» **TASK DIRECTIONS**
Lift out all lines below that contain "speech".

» **INPUT ROWS**
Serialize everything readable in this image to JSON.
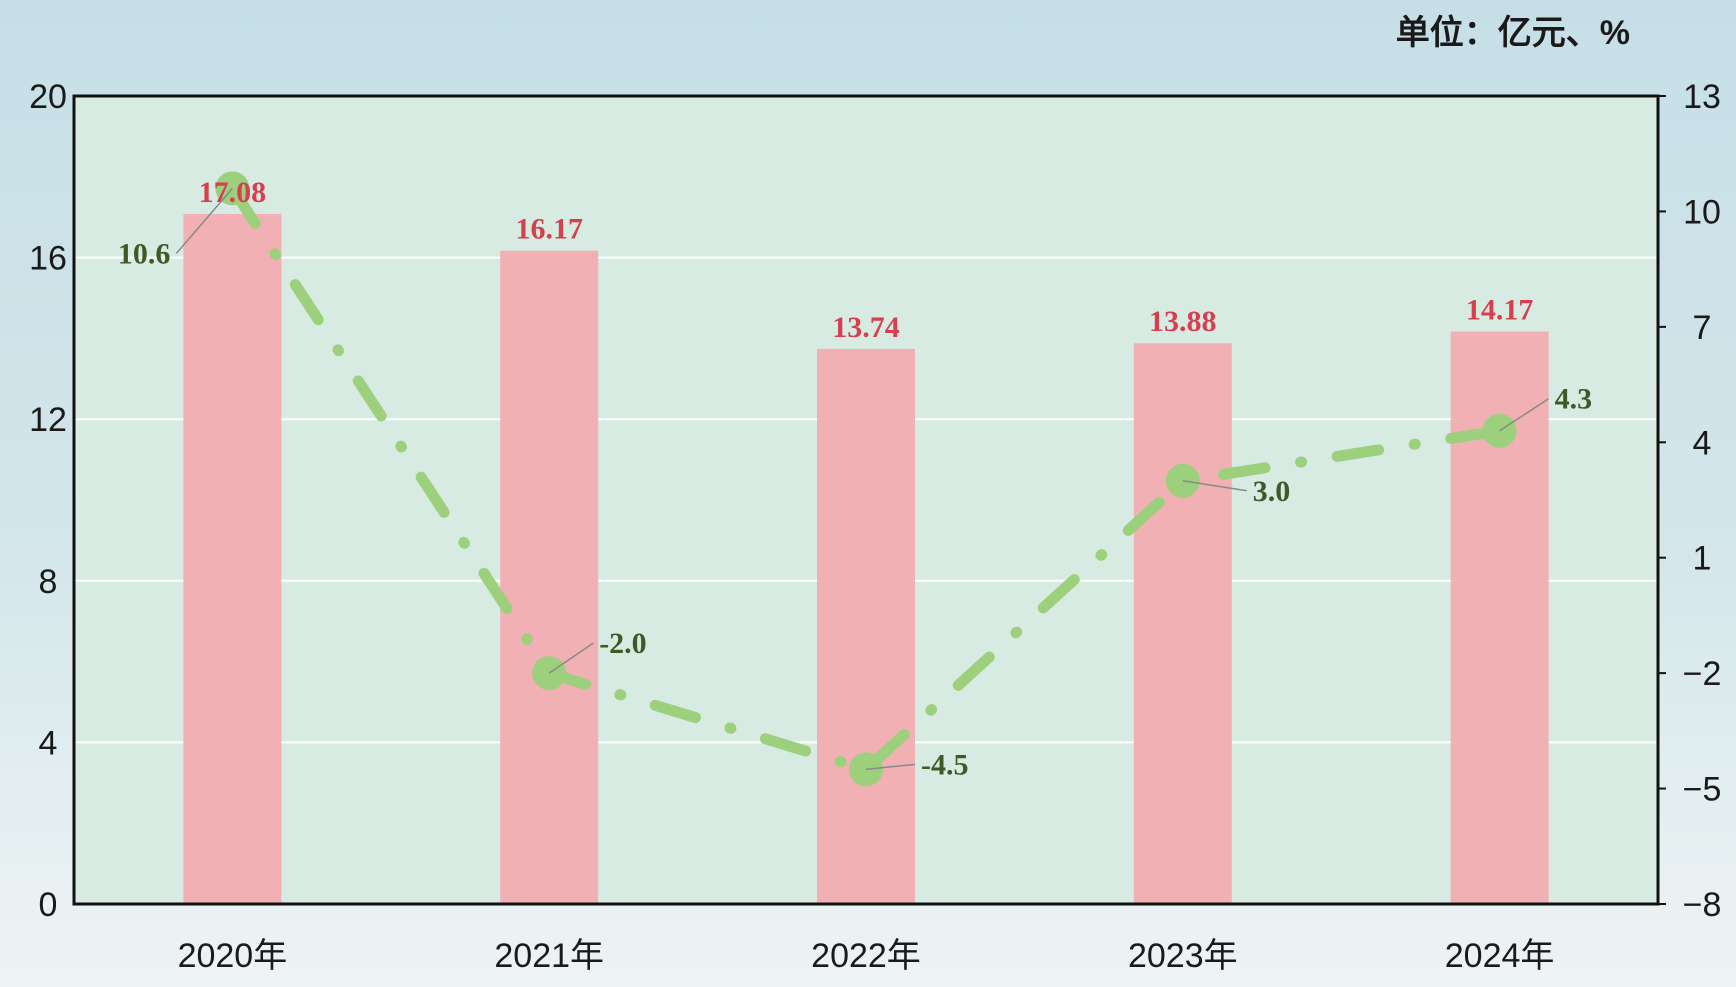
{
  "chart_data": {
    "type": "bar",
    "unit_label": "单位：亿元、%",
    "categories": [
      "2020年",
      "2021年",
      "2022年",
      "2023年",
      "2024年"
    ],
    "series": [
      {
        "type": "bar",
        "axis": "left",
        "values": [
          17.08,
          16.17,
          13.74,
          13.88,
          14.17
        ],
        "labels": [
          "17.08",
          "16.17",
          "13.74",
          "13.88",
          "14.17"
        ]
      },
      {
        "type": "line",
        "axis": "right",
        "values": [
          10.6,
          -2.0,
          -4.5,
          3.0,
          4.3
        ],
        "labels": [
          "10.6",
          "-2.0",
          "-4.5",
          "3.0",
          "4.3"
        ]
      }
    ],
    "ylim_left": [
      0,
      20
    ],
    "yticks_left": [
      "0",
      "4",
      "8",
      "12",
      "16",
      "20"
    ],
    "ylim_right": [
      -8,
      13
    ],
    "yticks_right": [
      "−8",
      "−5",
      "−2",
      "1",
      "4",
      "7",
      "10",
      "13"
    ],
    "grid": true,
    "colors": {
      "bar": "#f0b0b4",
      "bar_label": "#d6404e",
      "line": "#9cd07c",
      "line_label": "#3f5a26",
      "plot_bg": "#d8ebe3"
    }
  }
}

--

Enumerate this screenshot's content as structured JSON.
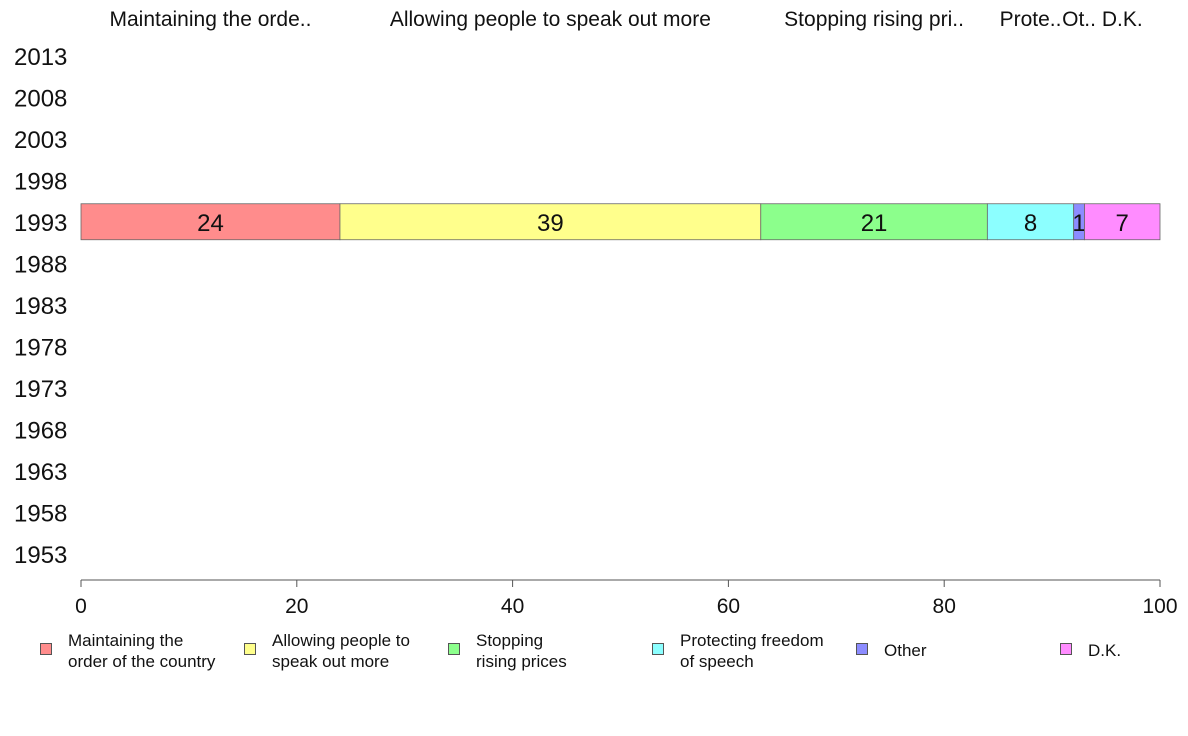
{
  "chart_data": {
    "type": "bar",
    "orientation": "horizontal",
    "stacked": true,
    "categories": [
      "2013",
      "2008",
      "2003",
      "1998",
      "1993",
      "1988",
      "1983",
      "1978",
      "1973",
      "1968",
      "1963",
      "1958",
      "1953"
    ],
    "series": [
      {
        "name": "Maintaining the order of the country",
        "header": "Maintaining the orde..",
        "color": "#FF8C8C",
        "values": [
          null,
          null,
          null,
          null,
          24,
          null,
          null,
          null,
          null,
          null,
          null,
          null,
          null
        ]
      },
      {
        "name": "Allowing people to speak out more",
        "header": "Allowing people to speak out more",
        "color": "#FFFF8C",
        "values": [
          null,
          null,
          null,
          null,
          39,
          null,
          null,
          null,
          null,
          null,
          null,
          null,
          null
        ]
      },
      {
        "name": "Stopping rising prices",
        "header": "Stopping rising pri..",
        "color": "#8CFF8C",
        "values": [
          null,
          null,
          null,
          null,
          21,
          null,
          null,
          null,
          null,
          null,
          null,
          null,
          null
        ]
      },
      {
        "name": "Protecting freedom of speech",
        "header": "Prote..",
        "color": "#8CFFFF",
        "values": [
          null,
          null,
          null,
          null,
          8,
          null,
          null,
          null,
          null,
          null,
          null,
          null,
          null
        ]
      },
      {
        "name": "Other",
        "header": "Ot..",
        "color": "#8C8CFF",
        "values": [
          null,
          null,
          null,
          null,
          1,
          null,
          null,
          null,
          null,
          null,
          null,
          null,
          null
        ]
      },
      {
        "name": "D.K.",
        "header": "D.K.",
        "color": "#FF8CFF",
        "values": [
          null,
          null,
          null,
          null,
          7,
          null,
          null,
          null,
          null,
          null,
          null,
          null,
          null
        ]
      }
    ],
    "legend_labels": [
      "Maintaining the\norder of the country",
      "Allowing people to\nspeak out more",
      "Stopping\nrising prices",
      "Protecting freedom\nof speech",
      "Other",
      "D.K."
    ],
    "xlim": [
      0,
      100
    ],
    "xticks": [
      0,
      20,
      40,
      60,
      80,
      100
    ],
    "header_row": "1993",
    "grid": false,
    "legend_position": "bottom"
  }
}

» **RESULT FOR THIS EXERCISE**
        "name": "Protecting freedom of speech",
      "Protecting freedom\nof speech",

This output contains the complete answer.